** STORED RECORDS **
◆ ◆ ◆ ◆ ◆ ◆ ◆

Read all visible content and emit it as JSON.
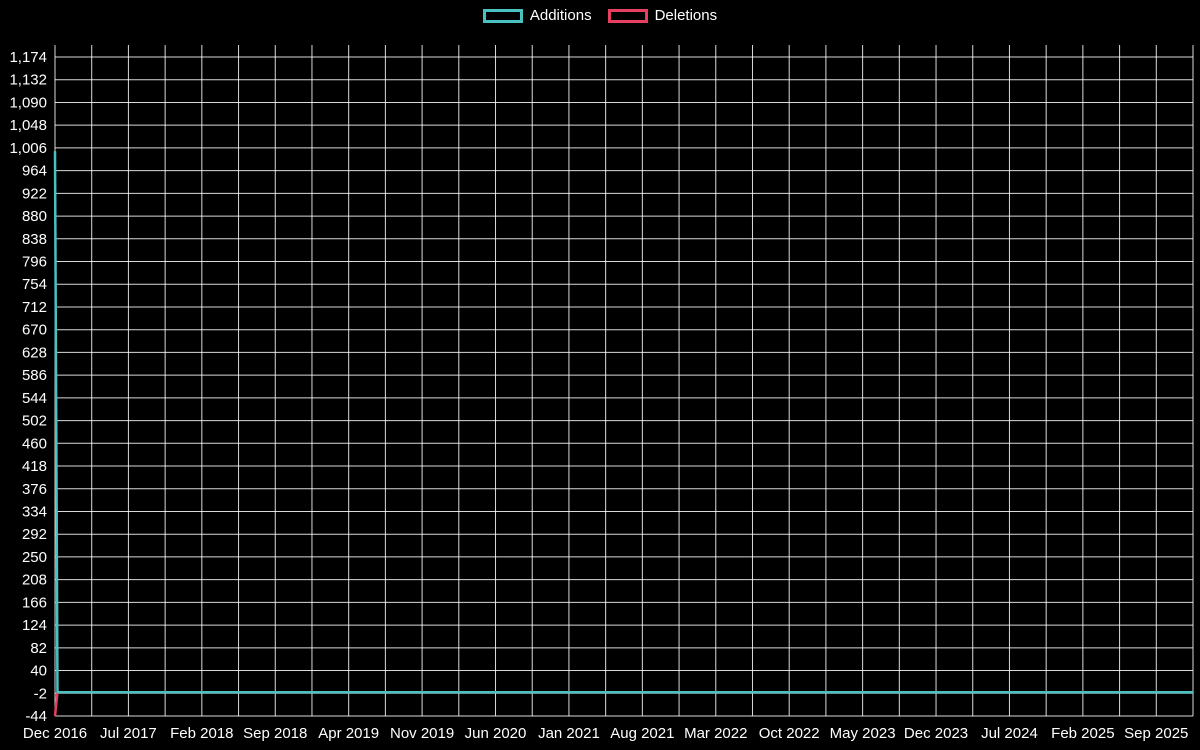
{
  "page": {
    "background": "#000000",
    "text_color": "#ffffff"
  },
  "legend": {
    "position": "top-center",
    "items": [
      {
        "label": "Additions",
        "color": "#4bc0c0"
      },
      {
        "label": "Deletions",
        "color": "#e5405f"
      }
    ]
  },
  "chart_data": {
    "type": "line",
    "title": "",
    "xlabel": "",
    "ylabel": "",
    "grid": true,
    "legend_position": "top",
    "x_tick_labels": [
      "Dec 2016",
      "Jul 2017",
      "Feb 2018",
      "Sep 2018",
      "Apr 2019",
      "Nov 2019",
      "Jun 2020",
      "Jan 2021",
      "Aug 2021",
      "Mar 2022",
      "Oct 2022",
      "May 2023",
      "Dec 2023",
      "Jul 2024",
      "Feb 2025",
      "Sep 2025"
    ],
    "y_tick_labels": [
      "1,174",
      "1,132",
      "1,090",
      "1,048",
      "1,006",
      "964",
      "922",
      "880",
      "838",
      "796",
      "754",
      "712",
      "670",
      "628",
      "586",
      "544",
      "502",
      "460",
      "418",
      "376",
      "334",
      "292",
      "250",
      "208",
      "166",
      "124",
      "82",
      "40",
      "-2",
      "-44"
    ],
    "ylim": [
      -44,
      1174
    ],
    "xlim_weeks": [
      0,
      459
    ],
    "x_gridlines": 32,
    "series": [
      {
        "name": "Deletions",
        "color": "#e5405f",
        "points": [
          [
            0,
            -44
          ],
          [
            1,
            0
          ],
          [
            459,
            0
          ]
        ]
      },
      {
        "name": "Additions",
        "color": "#4bc0c0",
        "points": [
          [
            0,
            1000
          ],
          [
            1,
            0
          ],
          [
            459,
            0
          ]
        ]
      }
    ],
    "colors": {
      "grid": "rgba(255,255,255,0.85)",
      "text": "#ffffff",
      "background": "#000000"
    }
  }
}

◆ ◆ ◆ ◆ ◆ ◆ ◆

** TO BE DONE **
Pictures in the data above should not be copied; transcribe everything else exactly.

** EXPECTED OUTPUT **
Read all visible content and emit it as JSON.
{
  "page": {
    "background": "#000000",
    "text_color": "#ffffff"
  },
  "legend": {
    "position": "top-center",
    "items": [
      {
        "label": "Additions",
        "color": "#4bc0c0"
      },
      {
        "label": "Deletions",
        "color": "#e5405f"
      }
    ]
  },
  "chart_data": {
    "type": "line",
    "title": "",
    "xlabel": "",
    "ylabel": "",
    "grid": true,
    "legend_position": "top",
    "x_tick_labels": [
      "Dec 2016",
      "Jul 2017",
      "Feb 2018",
      "Sep 2018",
      "Apr 2019",
      "Nov 2019",
      "Jun 2020",
      "Jan 2021",
      "Aug 2021",
      "Mar 2022",
      "Oct 2022",
      "May 2023",
      "Dec 2023",
      "Jul 2024",
      "Feb 2025",
      "Sep 2025"
    ],
    "y_tick_labels": [
      "1,174",
      "1,132",
      "1,090",
      "1,048",
      "1,006",
      "964",
      "922",
      "880",
      "838",
      "796",
      "754",
      "712",
      "670",
      "628",
      "586",
      "544",
      "502",
      "460",
      "418",
      "376",
      "334",
      "292",
      "250",
      "208",
      "166",
      "124",
      "82",
      "40",
      "-2",
      "-44"
    ],
    "ylim": [
      -44,
      1174
    ],
    "xlim_weeks": [
      0,
      459
    ],
    "x_gridlines": 32,
    "series": [
      {
        "name": "Deletions",
        "color": "#e5405f",
        "points": [
          [
            0,
            -44
          ],
          [
            1,
            0
          ],
          [
            459,
            0
          ]
        ]
      },
      {
        "name": "Additions",
        "color": "#4bc0c0",
        "points": [
          [
            0,
            1000
          ],
          [
            1,
            0
          ],
          [
            459,
            0
          ]
        ]
      }
    ],
    "colors": {
      "grid": "rgba(255,255,255,0.85)",
      "text": "#ffffff",
      "background": "#000000"
    }
  }
}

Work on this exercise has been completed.